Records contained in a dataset

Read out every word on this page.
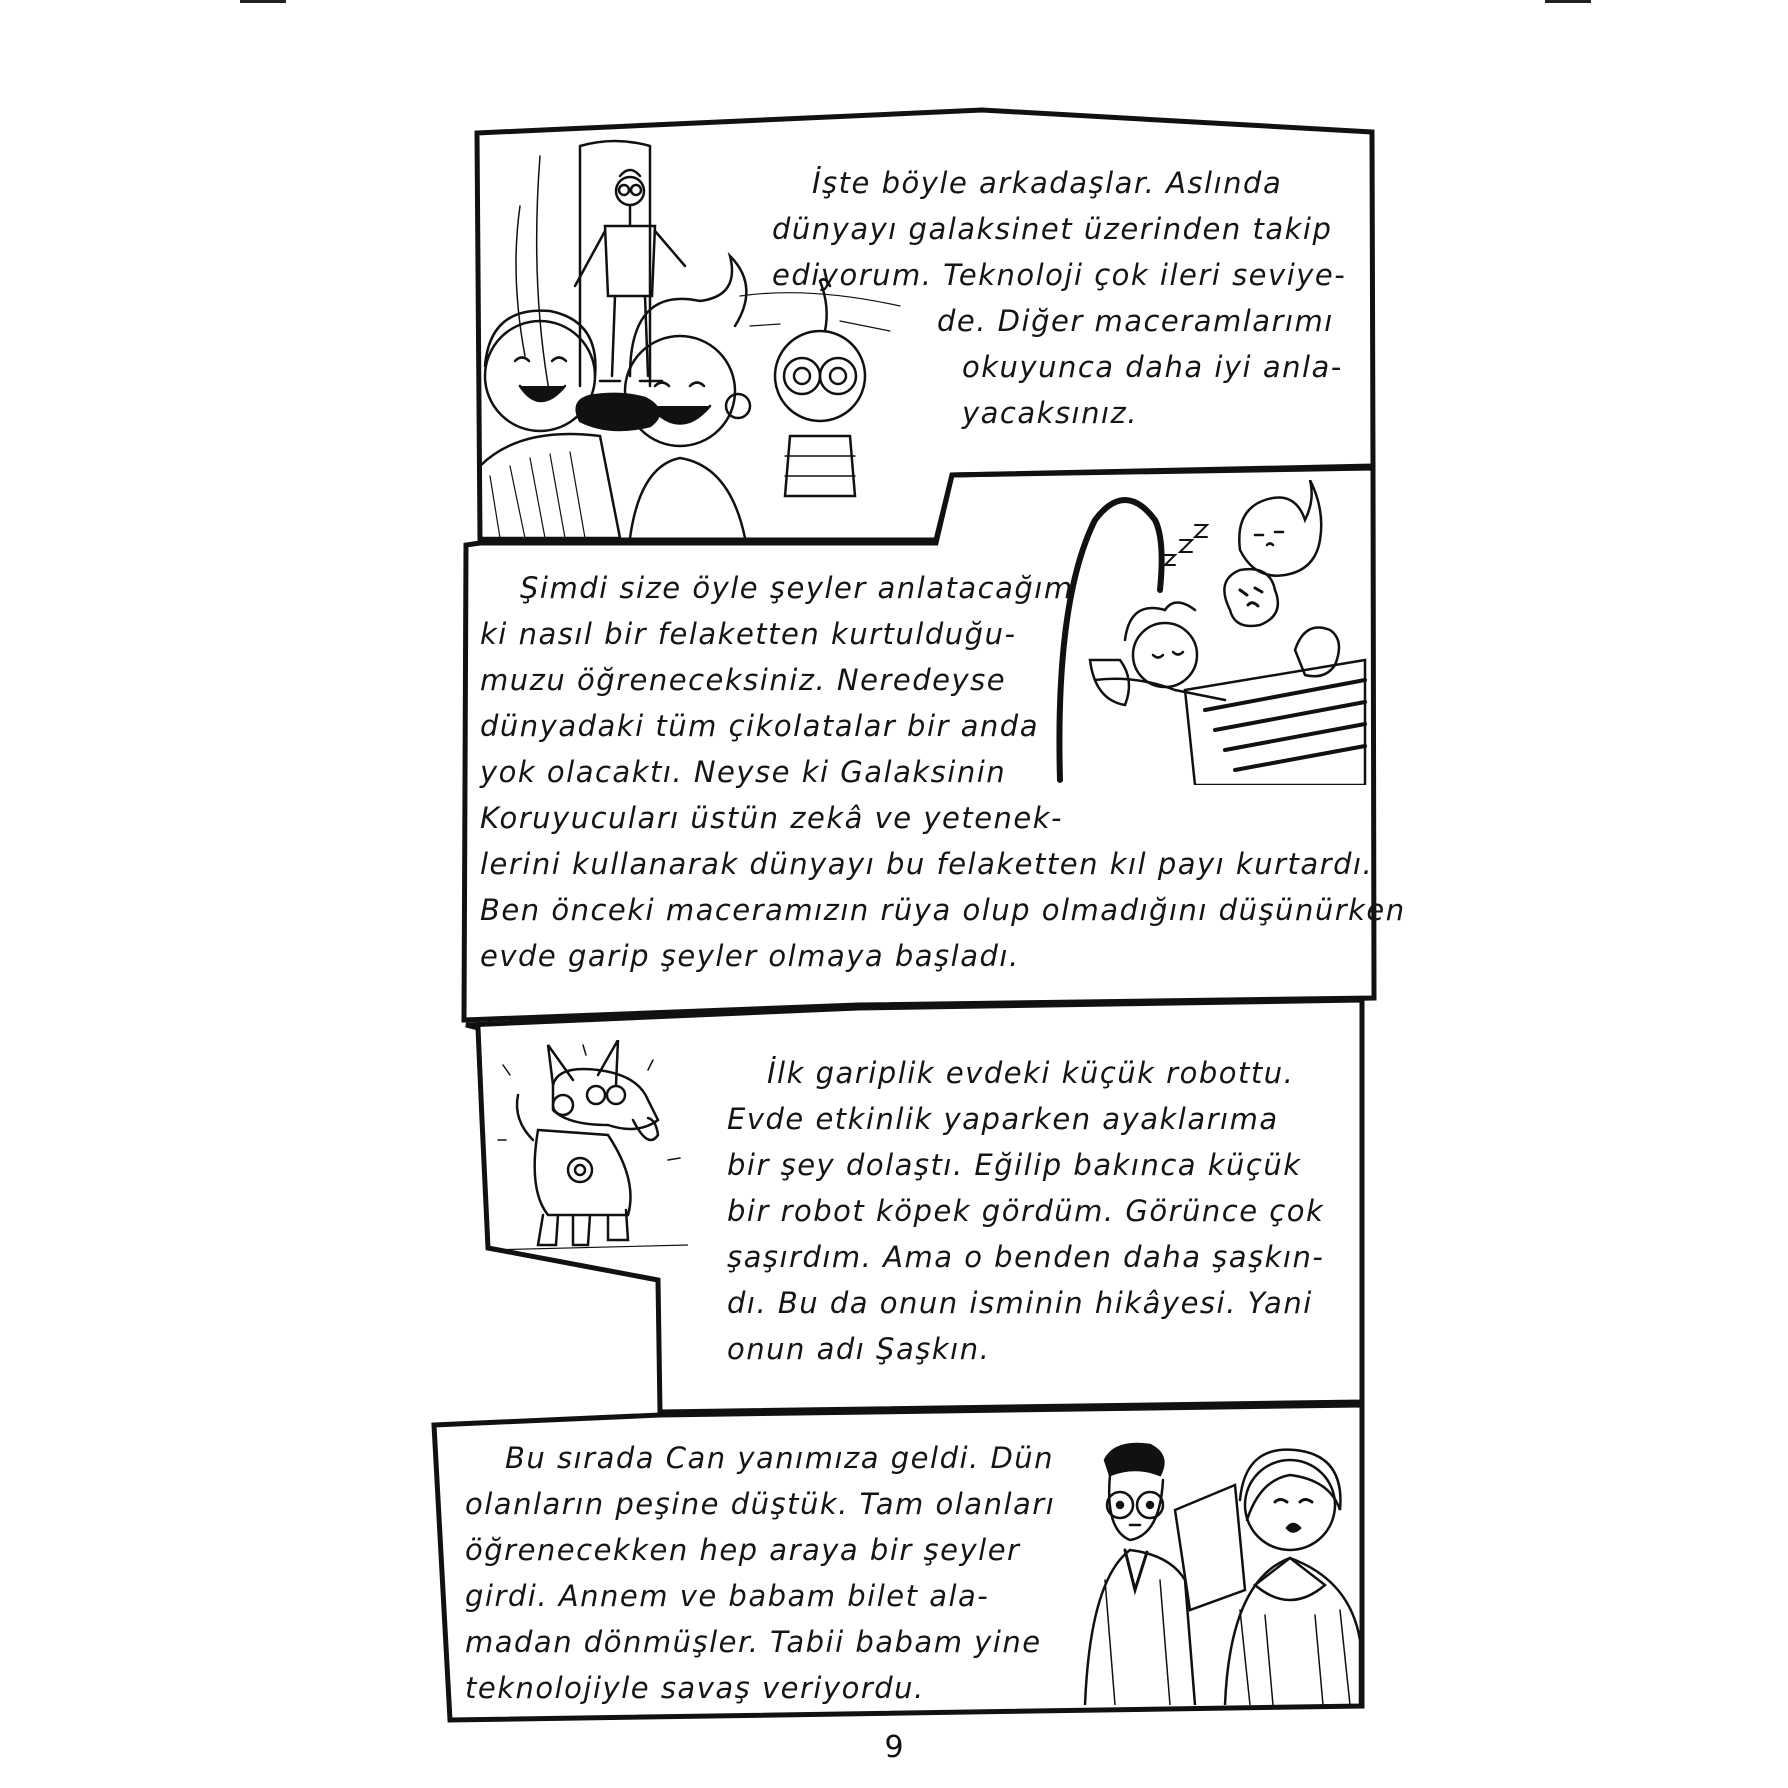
İşte böyle arkadaşlar. Aslında
dünyayı galaksinet üzerinden takip
ediyorum. Teknoloji çok ileri seviye-
de. Diğer maceramlarımı
okuyunca daha iyi anla-
yacaksınız.
Şimdi size öyle şeyler anlatacağım
ki nasıl bir felaketten kurtulduğu-
muzu öğreneceksiniz. Neredeyse
dünyadaki tüm çikolatalar bir anda
yok olacaktı. Neyse ki Galaksinin
Koruyucuları üstün zekâ ve yetenek-
lerini kullanarak dünyayı bu felaketten kıl payı kurtardı.
Ben önceki maceramızın rüya olup olmadığını düşünürken
evde garip şeyler olmaya başladı.
İlk gariplik evdeki küçük robottu.
Evde etkinlik yaparken ayaklarıma
bir şey dolaştı. Eğilip bakınca küçük
bir robot köpek gördüm. Görünce çok
şaşırdım. Ama o benden daha şaşkın-
dı. Bu da onun isminin hikâyesi. Yani
onun adı Şaşkın.
Bu sırada Can yanımıza geldi. Dün
olanların peşine düştük. Tam olanları
öğrenecekken hep araya bir şeyler
girdi. Annem ve babam bilet ala-
madan dönmüşler. Tabii babam yine
teknolojiyle savaş veriyordu.
9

> **Brief**
Each line in the records above should be reproduced exactly; images are not copied.

> **Task answer**
Read out every word on this page.
İşte böyle arkadaşlar. Aslında
dünyayı galaksinet üzerinden takip
ediyorum. Teknoloji çok ileri seviye-
de. Diğer maceramlarımı
okuyunca daha iyi anla-
yacaksınız.
Şimdi size öyle şeyler anlatacağım
ki nasıl bir felaketten kurtulduğu-
muzu öğreneceksiniz. Neredeyse
dünyadaki tüm çikolatalar bir anda
yok olacaktı. Neyse ki Galaksinin
Koruyucuları üstün zekâ ve yetenek-
lerini kullanarak dünyayı bu felaketten kıl payı kurtardı.
Ben önceki maceramızın rüya olup olmadığını düşünürken
evde garip şeyler olmaya başladı.
İlk gariplik evdeki küçük robottu.
Evde etkinlik yaparken ayaklarıma
bir şey dolaştı. Eğilip bakınca küçük
bir robot köpek gördüm. Görünce çok
şaşırdım. Ama o benden daha şaşkın-
dı. Bu da onun isminin hikâyesi. Yani
onun adı Şaşkın.
Bu sırada Can yanımıza geldi. Dün
olanların peşine düştük. Tam olanları
öğrenecekken hep araya bir şeyler
girdi. Annem ve babam bilet ala-
madan dönmüşler. Tabii babam yine
teknolojiyle savaş veriyordu.
9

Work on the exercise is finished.